(Stored data)
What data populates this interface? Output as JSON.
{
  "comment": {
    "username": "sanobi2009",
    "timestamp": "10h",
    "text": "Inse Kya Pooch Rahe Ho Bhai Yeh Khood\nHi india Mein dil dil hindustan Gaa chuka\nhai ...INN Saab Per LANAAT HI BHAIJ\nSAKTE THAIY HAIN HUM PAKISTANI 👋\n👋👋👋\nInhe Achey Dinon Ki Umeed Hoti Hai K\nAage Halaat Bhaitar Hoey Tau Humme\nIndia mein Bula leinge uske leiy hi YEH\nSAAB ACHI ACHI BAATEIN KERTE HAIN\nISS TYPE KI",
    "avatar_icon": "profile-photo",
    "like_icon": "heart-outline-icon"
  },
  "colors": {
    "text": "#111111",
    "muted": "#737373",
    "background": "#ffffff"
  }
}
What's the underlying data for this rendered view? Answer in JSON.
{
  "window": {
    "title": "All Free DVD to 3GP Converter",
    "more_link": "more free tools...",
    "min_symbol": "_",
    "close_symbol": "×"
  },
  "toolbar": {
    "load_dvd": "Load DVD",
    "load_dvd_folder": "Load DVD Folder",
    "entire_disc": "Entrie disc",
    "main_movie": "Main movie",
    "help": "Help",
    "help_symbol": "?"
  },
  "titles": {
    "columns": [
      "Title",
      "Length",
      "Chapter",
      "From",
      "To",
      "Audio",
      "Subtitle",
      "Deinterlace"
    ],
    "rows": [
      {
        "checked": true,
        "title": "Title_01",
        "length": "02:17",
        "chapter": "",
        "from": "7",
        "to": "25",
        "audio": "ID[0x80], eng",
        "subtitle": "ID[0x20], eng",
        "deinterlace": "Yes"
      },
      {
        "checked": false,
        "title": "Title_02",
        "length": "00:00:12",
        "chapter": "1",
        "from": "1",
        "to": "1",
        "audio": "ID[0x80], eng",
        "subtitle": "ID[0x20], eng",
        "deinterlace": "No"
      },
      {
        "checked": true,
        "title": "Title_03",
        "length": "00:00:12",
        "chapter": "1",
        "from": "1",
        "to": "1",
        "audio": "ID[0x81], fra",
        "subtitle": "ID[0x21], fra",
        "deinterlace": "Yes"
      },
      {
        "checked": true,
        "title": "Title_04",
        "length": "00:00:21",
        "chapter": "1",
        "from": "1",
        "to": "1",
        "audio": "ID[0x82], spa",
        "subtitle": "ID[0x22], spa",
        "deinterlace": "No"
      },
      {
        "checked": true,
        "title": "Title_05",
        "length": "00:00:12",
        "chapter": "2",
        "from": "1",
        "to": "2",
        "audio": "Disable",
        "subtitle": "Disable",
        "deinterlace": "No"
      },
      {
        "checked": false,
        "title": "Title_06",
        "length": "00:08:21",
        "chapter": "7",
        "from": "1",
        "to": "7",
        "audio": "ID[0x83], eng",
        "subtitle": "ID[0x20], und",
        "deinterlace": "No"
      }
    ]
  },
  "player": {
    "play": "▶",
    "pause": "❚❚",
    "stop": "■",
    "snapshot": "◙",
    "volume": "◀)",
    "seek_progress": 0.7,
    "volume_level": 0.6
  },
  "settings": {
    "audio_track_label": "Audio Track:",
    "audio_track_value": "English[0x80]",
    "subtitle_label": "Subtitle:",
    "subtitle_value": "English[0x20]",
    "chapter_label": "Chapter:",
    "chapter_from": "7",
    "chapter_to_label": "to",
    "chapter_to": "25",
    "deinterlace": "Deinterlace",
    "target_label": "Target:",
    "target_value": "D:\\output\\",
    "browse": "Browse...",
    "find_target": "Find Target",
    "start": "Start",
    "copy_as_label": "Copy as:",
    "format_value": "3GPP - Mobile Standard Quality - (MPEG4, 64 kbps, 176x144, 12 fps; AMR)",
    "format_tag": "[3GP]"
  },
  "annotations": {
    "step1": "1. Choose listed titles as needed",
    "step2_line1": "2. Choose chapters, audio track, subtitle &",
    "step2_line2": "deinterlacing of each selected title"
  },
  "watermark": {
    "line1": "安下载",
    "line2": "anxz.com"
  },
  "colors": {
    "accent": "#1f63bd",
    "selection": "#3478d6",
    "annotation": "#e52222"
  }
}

What you will do:
Give the count of lines holding the word "Load" and nothing more.

Full solution:
2